** start Data provided **
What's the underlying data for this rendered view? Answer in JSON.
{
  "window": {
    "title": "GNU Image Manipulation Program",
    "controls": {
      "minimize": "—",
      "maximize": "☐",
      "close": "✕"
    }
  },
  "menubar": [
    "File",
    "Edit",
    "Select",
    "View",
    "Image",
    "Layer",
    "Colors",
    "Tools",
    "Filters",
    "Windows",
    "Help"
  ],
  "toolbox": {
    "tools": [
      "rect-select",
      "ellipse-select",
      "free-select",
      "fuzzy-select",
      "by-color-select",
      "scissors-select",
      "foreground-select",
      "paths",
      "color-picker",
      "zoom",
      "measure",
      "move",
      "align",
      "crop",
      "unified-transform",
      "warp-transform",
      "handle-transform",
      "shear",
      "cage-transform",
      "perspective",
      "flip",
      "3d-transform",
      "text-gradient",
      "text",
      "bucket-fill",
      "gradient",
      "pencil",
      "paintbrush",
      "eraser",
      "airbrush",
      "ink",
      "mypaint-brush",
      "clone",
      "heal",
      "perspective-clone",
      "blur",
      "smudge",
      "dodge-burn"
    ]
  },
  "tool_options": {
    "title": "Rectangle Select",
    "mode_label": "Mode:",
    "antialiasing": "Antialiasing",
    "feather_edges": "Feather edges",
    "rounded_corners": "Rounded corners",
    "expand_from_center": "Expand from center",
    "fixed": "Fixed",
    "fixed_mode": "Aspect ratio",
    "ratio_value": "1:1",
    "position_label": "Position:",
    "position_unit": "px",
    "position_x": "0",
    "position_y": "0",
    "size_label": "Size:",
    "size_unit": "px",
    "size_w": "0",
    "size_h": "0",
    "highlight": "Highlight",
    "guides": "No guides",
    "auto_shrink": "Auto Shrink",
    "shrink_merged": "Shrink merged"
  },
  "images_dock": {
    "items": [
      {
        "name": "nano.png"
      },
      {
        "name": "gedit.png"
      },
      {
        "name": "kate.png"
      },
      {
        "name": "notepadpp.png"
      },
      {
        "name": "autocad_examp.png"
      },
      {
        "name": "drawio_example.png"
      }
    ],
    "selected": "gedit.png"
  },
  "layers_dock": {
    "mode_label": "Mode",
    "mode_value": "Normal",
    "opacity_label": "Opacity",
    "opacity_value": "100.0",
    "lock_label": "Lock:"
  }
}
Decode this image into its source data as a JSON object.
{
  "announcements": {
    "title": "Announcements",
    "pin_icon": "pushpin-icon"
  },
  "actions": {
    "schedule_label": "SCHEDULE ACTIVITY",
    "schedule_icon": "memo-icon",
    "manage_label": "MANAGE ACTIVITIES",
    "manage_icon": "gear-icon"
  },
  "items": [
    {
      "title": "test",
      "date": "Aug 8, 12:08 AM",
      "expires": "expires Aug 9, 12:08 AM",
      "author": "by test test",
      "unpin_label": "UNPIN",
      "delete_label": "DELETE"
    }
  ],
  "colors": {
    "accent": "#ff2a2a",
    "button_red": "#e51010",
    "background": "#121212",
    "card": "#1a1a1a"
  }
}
** end Data provided **
Work to be completed. List all lines holding the string "this".

Exercise solution.
What's the underlying data for this rendered view? Answer in JSON.
Decode this image into its source data as a JSON object.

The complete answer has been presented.